▶ [Do this]: Can you render every line of the listing below as a Markdown table, with a Row column for each line's number and a Line column for its text, leaving out any blank lines?

- - - - -

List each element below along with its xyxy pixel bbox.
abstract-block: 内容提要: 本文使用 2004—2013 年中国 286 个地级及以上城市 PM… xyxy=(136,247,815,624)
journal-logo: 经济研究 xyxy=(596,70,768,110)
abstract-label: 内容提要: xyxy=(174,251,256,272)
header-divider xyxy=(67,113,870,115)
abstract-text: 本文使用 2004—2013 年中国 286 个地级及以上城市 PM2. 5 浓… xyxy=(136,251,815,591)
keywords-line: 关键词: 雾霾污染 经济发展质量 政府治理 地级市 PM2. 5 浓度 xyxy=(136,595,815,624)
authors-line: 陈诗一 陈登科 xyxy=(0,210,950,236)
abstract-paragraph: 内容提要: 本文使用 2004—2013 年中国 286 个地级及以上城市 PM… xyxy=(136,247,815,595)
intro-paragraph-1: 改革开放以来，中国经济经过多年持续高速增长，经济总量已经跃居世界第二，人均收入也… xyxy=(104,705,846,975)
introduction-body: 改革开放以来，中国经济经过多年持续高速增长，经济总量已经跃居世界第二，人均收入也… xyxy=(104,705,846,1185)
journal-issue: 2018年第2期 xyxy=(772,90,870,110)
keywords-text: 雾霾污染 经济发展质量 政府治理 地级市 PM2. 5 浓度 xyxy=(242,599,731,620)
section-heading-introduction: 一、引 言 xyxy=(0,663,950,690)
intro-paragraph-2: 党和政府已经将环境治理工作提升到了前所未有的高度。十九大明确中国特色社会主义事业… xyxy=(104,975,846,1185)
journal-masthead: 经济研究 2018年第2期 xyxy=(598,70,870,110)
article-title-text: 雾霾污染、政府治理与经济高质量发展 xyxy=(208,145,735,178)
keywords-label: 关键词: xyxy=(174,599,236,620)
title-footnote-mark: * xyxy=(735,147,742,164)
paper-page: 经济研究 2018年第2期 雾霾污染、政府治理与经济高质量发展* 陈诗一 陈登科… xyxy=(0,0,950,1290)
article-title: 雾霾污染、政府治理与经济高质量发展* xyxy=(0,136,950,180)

- - - - -

▶ [Right answer]:
| Row | Line |
|---|---|
| 1 | List each element below along with its xyxy pixel bbox. |
| 2 | abstract-block: 内容提要: 本文使用 2004—2013 年中国 286 个地级及以上城市 PM… xyxy=(136,247,815,624) |
| 3 | journal-logo: 经济研究 xyxy=(596,70,768,110) |
| 4 | abstract-label: 内容提要: xyxy=(174,251,256,272) |
| 5 | header-divider xyxy=(67,113,870,115) |
| 6 | abstract-text: 本文使用 2004—2013 年中国 286 个地级及以上城市 PM2. 5 浓… xyxy=(136,251,815,591) |
| 7 | keywords-line: 关键词: 雾霾污染 经济发展质量 政府治理 地级市 PM2. 5 浓度 xyxy=(136,595,815,624) |
| 8 | authors-line: 陈诗一 陈登科 xyxy=(0,210,950,236) |
| 9 | abstract-paragraph: 内容提要: 本文使用 2004—2013 年中国 286 个地级及以上城市 PM… xyxy=(136,247,815,595) |
| 10 | intro-paragraph-1: 改革开放以来，中国经济经过多年持续高速增长，经济总量已经跃居世界第二，人均收入也… xyxy=(104,705,846,975) |
| 11 | introduction-body: 改革开放以来，中国经济经过多年持续高速增长，经济总量已经跃居世界第二，人均收入也… xyxy=(104,705,846,1185) |
| 12 | journal-issue: 2018年第2期 xyxy=(772,90,870,110) |
| 13 | keywords-text: 雾霾污染 经济发展质量 政府治理 地级市 PM2. 5 浓度 xyxy=(242,599,731,620) |
| 14 | section-heading-introduction: 一、引 言 xyxy=(0,663,950,690) |
| 15 | intro-paragraph-2: 党和政府已经将环境治理工作提升到了前所未有的高度。十九大明确中国特色社会主义事业… xyxy=(104,975,846,1185) |
| 16 | journal-masthead: 经济研究 2018年第2期 xyxy=(598,70,870,110) |
| 17 | article-title-text: 雾霾污染、政府治理与经济高质量发展 xyxy=(208,145,735,178) |
| 18 | keywords-label: 关键词: xyxy=(174,599,236,620) |
| 19 | title-footnote-mark: * xyxy=(735,147,742,164) |
| 20 | paper-page: 经济研究 2018年第2期 雾霾污染、政府治理与经济高质量发展* 陈诗一 陈登科… xyxy=(0,0,950,1290) |
| 21 | article-title: 雾霾污染、政府治理与经济高质量发展* xyxy=(0,136,950,180) |